Material for the task:
=======
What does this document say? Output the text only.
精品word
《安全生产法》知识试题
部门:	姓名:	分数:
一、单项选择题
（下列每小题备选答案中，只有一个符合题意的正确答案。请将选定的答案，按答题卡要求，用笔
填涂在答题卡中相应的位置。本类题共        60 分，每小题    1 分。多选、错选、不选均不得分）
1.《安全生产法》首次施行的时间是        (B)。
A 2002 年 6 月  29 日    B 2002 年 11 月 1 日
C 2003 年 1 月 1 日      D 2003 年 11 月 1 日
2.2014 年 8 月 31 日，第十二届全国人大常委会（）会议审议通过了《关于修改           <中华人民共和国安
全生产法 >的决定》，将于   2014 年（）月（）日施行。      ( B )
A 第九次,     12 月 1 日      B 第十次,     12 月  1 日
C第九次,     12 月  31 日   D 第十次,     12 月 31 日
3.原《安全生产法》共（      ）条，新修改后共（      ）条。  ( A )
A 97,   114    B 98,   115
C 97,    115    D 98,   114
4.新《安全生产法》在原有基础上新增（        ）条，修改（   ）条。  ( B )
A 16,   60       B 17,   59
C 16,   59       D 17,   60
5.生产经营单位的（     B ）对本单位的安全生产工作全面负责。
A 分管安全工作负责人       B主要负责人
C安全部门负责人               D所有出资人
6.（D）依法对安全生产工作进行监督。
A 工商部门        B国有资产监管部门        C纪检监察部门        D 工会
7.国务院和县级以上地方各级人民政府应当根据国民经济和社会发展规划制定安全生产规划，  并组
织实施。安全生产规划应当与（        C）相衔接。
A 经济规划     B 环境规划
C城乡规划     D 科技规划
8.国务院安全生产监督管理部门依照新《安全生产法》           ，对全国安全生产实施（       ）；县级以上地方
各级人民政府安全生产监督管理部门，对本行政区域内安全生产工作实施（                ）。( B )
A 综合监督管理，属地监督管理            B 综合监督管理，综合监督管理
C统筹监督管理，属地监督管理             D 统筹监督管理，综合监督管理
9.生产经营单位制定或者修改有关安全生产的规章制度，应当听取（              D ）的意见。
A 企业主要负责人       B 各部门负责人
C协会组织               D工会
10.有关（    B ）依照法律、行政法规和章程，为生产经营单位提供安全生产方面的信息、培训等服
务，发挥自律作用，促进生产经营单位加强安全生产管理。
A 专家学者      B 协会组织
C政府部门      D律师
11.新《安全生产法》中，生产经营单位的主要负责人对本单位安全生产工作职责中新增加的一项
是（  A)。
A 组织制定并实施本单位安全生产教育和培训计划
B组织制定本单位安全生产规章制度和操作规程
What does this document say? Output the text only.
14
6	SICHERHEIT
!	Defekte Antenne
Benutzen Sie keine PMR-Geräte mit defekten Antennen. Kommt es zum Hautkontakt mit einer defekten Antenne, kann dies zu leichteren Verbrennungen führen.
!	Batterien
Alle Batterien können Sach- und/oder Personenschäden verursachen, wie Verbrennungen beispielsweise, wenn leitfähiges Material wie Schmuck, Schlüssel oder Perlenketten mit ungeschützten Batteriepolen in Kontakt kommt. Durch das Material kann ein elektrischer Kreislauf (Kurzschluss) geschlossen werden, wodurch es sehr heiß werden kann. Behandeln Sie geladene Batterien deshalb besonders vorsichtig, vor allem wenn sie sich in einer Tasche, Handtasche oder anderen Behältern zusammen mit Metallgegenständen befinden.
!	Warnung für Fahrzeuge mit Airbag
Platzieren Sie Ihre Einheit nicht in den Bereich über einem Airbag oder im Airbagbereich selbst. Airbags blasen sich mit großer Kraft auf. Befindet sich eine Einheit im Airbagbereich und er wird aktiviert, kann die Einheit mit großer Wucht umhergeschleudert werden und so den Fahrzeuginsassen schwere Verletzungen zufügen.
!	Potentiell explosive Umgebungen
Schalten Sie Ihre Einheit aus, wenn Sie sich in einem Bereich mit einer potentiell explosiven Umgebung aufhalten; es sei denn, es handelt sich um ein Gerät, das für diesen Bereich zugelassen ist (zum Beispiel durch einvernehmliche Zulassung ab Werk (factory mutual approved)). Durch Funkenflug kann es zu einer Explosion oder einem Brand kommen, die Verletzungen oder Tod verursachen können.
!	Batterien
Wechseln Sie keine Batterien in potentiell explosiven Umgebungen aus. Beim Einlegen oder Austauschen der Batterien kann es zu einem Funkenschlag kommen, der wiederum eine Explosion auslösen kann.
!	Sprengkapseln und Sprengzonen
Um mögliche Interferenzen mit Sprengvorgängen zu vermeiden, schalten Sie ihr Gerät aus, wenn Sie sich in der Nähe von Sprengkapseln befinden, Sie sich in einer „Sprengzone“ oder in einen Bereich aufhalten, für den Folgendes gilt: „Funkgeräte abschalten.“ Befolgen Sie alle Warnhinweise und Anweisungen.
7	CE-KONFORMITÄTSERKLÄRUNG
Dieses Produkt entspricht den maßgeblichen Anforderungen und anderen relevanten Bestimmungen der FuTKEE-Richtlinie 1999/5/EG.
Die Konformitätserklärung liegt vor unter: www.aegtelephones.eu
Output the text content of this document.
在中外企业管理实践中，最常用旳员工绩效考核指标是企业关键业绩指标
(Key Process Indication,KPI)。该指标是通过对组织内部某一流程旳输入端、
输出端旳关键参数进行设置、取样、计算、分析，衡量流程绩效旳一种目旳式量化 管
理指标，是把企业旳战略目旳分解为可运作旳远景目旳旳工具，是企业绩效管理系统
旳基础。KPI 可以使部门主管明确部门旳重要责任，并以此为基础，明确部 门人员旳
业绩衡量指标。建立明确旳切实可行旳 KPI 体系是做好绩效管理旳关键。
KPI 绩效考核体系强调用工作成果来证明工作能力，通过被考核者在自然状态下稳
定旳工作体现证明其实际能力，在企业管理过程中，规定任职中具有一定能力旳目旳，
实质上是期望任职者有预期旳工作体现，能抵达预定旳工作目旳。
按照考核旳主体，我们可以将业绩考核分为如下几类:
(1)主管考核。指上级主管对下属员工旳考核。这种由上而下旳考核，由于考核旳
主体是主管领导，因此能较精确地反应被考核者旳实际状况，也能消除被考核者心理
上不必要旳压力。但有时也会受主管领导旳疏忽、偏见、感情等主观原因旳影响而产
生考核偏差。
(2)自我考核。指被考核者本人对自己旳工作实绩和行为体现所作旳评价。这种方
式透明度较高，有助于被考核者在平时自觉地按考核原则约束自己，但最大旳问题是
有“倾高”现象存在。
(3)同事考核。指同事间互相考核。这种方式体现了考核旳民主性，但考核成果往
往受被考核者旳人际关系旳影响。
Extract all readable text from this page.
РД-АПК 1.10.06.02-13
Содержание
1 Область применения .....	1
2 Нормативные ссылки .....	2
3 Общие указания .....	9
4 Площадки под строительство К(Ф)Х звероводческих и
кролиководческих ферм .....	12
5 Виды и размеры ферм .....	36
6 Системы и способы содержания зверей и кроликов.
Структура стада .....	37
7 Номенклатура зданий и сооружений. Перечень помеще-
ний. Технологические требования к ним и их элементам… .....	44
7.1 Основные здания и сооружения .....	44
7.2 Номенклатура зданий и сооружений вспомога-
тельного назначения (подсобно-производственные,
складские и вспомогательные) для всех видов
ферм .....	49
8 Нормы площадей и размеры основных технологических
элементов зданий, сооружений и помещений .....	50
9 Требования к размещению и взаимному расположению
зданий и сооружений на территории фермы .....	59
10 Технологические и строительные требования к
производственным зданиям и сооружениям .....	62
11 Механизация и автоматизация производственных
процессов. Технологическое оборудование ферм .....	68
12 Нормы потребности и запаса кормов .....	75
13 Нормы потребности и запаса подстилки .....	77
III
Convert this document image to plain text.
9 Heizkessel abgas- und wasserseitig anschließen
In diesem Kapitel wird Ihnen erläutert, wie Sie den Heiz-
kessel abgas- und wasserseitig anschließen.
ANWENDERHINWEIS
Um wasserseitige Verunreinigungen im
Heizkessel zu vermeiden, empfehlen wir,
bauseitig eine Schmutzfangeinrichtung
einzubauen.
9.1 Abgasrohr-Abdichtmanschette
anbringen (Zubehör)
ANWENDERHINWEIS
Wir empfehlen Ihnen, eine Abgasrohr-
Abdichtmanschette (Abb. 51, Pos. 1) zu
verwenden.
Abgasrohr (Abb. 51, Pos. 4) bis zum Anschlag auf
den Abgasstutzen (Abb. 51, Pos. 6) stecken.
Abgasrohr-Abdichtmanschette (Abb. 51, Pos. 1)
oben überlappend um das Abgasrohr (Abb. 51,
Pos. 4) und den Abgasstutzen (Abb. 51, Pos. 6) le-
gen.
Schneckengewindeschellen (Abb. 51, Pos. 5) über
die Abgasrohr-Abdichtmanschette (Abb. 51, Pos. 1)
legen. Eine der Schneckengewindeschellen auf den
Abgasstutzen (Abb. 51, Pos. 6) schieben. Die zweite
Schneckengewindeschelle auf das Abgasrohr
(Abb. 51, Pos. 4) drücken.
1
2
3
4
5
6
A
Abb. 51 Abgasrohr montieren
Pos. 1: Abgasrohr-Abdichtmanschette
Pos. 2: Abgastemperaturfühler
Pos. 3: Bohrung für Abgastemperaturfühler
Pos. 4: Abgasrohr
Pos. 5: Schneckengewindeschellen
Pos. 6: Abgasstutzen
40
=======
What to produce:
State the count of lines above containing the string "keine", and add nothing to it.

Output of the exercise:
2